**Element location data:**
********
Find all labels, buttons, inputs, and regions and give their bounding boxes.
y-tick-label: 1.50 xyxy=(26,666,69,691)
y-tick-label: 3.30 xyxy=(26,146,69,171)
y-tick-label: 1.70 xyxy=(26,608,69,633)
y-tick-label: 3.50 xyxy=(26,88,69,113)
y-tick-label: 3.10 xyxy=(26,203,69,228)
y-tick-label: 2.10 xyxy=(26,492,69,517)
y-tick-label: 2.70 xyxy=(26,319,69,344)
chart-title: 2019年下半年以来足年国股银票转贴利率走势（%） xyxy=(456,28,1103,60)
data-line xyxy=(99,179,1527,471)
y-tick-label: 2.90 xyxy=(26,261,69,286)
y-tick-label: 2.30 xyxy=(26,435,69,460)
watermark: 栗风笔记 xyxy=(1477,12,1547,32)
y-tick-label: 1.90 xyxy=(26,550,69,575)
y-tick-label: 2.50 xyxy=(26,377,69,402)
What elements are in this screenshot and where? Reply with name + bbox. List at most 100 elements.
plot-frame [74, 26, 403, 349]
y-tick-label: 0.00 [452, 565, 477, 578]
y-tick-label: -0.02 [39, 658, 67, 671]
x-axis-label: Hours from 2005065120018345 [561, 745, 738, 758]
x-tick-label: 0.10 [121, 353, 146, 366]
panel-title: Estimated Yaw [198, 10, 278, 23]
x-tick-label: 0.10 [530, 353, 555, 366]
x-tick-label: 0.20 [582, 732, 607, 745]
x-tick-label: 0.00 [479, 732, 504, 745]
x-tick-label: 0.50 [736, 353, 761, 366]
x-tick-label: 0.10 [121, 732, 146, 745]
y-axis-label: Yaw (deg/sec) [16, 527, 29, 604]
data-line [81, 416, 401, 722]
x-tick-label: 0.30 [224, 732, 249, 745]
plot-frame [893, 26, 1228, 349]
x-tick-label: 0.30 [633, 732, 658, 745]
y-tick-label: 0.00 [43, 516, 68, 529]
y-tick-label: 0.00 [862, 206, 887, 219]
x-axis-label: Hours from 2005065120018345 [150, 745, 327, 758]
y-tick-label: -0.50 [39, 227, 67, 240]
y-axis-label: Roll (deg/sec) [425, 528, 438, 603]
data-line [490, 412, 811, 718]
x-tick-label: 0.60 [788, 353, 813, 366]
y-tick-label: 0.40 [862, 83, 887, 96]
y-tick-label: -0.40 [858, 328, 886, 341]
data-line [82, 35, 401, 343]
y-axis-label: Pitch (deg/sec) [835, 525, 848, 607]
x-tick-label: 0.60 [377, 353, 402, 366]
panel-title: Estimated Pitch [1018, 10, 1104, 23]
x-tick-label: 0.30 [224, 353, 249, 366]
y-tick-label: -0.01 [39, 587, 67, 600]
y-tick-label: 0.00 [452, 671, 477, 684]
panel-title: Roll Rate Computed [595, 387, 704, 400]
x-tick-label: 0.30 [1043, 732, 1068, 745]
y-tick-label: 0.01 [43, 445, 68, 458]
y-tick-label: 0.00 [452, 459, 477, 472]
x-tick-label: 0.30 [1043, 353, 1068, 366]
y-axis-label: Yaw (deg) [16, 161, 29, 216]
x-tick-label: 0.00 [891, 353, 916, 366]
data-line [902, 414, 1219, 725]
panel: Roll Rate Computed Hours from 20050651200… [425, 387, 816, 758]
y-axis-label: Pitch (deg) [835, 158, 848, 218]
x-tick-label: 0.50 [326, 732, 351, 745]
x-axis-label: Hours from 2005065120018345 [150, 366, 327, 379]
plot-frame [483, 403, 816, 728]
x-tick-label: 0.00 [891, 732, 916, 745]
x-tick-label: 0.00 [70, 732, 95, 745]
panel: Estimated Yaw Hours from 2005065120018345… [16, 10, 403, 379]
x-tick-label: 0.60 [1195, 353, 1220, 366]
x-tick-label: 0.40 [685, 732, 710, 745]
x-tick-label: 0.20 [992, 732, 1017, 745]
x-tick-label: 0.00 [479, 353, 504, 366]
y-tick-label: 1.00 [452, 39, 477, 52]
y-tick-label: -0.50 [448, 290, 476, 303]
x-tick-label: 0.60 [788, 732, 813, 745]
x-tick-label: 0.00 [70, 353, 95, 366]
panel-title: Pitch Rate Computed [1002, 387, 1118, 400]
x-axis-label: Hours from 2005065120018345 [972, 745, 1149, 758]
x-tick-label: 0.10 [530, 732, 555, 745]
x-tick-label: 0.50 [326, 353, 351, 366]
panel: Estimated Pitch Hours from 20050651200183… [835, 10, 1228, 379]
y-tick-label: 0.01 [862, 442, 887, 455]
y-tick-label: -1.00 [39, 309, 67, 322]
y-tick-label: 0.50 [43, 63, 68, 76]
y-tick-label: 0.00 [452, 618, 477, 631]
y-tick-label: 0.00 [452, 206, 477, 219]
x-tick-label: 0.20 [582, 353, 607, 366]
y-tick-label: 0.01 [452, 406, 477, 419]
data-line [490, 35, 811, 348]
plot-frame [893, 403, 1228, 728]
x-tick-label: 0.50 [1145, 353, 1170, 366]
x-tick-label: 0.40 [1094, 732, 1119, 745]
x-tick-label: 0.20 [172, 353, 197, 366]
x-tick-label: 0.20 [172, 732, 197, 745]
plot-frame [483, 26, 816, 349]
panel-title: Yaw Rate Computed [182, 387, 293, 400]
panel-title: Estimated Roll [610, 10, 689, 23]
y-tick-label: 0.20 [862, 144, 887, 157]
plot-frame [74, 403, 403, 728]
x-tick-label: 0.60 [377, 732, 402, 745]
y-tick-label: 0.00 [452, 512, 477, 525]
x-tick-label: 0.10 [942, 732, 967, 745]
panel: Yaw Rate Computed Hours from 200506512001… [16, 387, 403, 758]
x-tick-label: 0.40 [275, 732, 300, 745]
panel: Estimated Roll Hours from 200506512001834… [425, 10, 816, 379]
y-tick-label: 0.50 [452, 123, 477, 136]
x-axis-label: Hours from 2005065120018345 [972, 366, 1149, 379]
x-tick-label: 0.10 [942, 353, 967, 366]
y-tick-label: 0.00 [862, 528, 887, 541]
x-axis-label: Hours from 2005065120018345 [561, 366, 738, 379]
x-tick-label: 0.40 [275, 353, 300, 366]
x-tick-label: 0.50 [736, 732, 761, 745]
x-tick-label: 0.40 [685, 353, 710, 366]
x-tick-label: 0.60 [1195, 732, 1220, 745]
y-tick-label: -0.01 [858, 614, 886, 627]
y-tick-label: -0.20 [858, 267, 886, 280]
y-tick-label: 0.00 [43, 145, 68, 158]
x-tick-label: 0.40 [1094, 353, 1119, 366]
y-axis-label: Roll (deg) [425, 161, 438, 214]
********
**EXERCISE DETAILS:** Reproduce every entry above word for word, keeping each line unchanged and in the same order.

**REPLY:**
Find all labels, buttons, inputs, and regions and give their bounding boxes.
y-tick-label: 1.50 xyxy=(26,666,69,691)
y-tick-label: 3.30 xyxy=(26,146,69,171)
y-tick-label: 1.70 xyxy=(26,608,69,633)
y-tick-label: 3.50 xyxy=(26,88,69,113)
y-tick-label: 3.10 xyxy=(26,203,69,228)
y-tick-label: 2.10 xyxy=(26,492,69,517)
y-tick-label: 2.70 xyxy=(26,319,69,344)
chart-title: 2019年下半年以来足年国股银票转贴利率走势（%） xyxy=(456,28,1103,60)
data-line xyxy=(99,179,1527,471)
y-tick-label: 2.90 xyxy=(26,261,69,286)
y-tick-label: 2.30 xyxy=(26,435,69,460)
watermark: 栗风笔记 xyxy=(1477,12,1547,32)
y-tick-label: 1.90 xyxy=(26,550,69,575)
y-tick-label: 2.50 xyxy=(26,377,69,402)
What elements are in this screenshot and where? Reply with name + bbox. List at most 100 elements.
plot-frame [74, 26, 403, 349]
y-tick-label: 0.00 [452, 565, 477, 578]
y-tick-label: -0.02 [39, 658, 67, 671]
x-axis-label: Hours from 2005065120018345 [561, 745, 738, 758]
x-tick-label: 0.10 [121, 353, 146, 366]
panel-title: Estimated Yaw [198, 10, 278, 23]
x-tick-label: 0.10 [530, 353, 555, 366]
x-tick-label: 0.20 [582, 732, 607, 745]
x-tick-label: 0.00 [479, 732, 504, 745]
x-tick-label: 0.50 [736, 353, 761, 366]
x-tick-label: 0.10 [121, 732, 146, 745]
y-axis-label: Yaw (deg/sec) [16, 527, 29, 604]
data-line [81, 416, 401, 722]
x-tick-label: 0.30 [224, 732, 249, 745]
plot-frame [893, 26, 1228, 349]
x-tick-label: 0.30 [633, 732, 658, 745]
y-tick-label: 0.00 [43, 516, 68, 529]
y-tick-label: 0.00 [862, 206, 887, 219]
x-axis-label: Hours from 2005065120018345 [150, 745, 327, 758]
y-tick-label: -0.50 [39, 227, 67, 240]
y-axis-label: Roll (deg/sec) [425, 528, 438, 603]
data-line [490, 412, 811, 718]
x-tick-label: 0.60 [788, 353, 813, 366]
y-tick-label: 0.40 [862, 83, 887, 96]
y-tick-label: -0.40 [858, 328, 886, 341]
data-line [82, 35, 401, 343]
y-axis-label: Pitch (deg/sec) [835, 525, 848, 607]
x-tick-label: 0.60 [377, 353, 402, 366]
panel-title: Estimated Pitch [1018, 10, 1104, 23]
x-tick-label: 0.30 [224, 353, 249, 366]
y-tick-label: -0.01 [39, 587, 67, 600]
y-tick-label: 0.00 [452, 671, 477, 684]
panel-title: Roll Rate Computed [595, 387, 704, 400]
x-tick-label: 0.30 [1043, 732, 1068, 745]
y-tick-label: 0.01 [43, 445, 68, 458]
y-tick-label: 0.00 [452, 459, 477, 472]
x-tick-label: 0.30 [1043, 353, 1068, 366]
y-axis-label: Yaw (deg) [16, 161, 29, 216]
x-tick-label: 0.00 [891, 353, 916, 366]
data-line [902, 414, 1219, 725]
panel: Roll Rate Computed Hours from 20050651200… [425, 387, 816, 758]
y-axis-label: Pitch (deg) [835, 158, 848, 218]
x-tick-label: 0.50 [326, 732, 351, 745]
x-axis-label: Hours from 2005065120018345 [150, 366, 327, 379]
plot-frame [483, 403, 816, 728]
x-tick-label: 0.00 [891, 732, 916, 745]
x-tick-label: 0.00 [70, 732, 95, 745]
panel: Estimated Yaw Hours from 2005065120018345… [16, 10, 403, 379]
x-tick-label: 0.60 [1195, 353, 1220, 366]
x-tick-label: 0.40 [685, 732, 710, 745]
x-tick-label: 0.20 [992, 732, 1017, 745]
x-tick-label: 0.00 [479, 353, 504, 366]
y-tick-label: 1.00 [452, 39, 477, 52]
y-tick-label: -0.50 [448, 290, 476, 303]
x-tick-label: 0.60 [788, 732, 813, 745]
x-tick-label: 0.00 [70, 353, 95, 366]
panel-title: Pitch Rate Computed [1002, 387, 1118, 400]
x-axis-label: Hours from 2005065120018345 [972, 745, 1149, 758]
x-tick-label: 0.10 [530, 732, 555, 745]
x-tick-label: 0.50 [326, 353, 351, 366]
panel: Estimated Pitch Hours from 20050651200183… [835, 10, 1228, 379]
y-tick-label: 0.01 [862, 442, 887, 455]
y-tick-label: -1.00 [39, 309, 67, 322]
y-tick-label: 0.50 [43, 63, 68, 76]
y-tick-label: 0.00 [452, 618, 477, 631]
y-tick-label: 0.00 [452, 206, 477, 219]
x-tick-label: 0.20 [582, 353, 607, 366]
y-tick-label: 0.01 [452, 406, 477, 419]
data-line [490, 35, 811, 348]
plot-frame [893, 403, 1228, 728]
x-tick-label: 0.50 [1145, 353, 1170, 366]
x-tick-label: 0.40 [1094, 732, 1119, 745]
x-tick-label: 0.20 [172, 353, 197, 366]
x-tick-label: 0.20 [172, 732, 197, 745]
plot-frame [483, 26, 816, 349]
panel-title: Yaw Rate Computed [182, 387, 293, 400]
panel-title: Estimated Roll [610, 10, 689, 23]
y-tick-label: 0.20 [862, 144, 887, 157]
plot-frame [74, 403, 403, 728]
x-tick-label: 0.60 [377, 732, 402, 745]
y-tick-label: 0.00 [452, 512, 477, 525]
x-tick-label: 0.10 [942, 732, 967, 745]
panel: Yaw Rate Computed Hours from 200506512001… [16, 387, 403, 758]
x-tick-label: 0.40 [275, 732, 300, 745]
panel: Estimated Roll Hours from 200506512001834… [425, 10, 816, 379]
y-tick-label: 0.50 [452, 123, 477, 136]
x-axis-label: Hours from 2005065120018345 [972, 366, 1149, 379]
x-tick-label: 0.10 [942, 353, 967, 366]
y-tick-label: 0.00 [862, 528, 887, 541]
x-axis-label: Hours from 2005065120018345 [561, 366, 738, 379]
x-tick-label: 0.40 [275, 353, 300, 366]
x-tick-label: 0.50 [736, 732, 761, 745]
x-tick-label: 0.40 [685, 353, 710, 366]
x-tick-label: 0.60 [1195, 732, 1220, 745]
y-tick-label: -0.01 [858, 614, 886, 627]
y-tick-label: -0.20 [858, 267, 886, 280]
y-tick-label: 0.00 [43, 145, 68, 158]
x-tick-label: 0.40 [1094, 353, 1119, 366]
y-axis-label: Roll (deg) [425, 161, 438, 214]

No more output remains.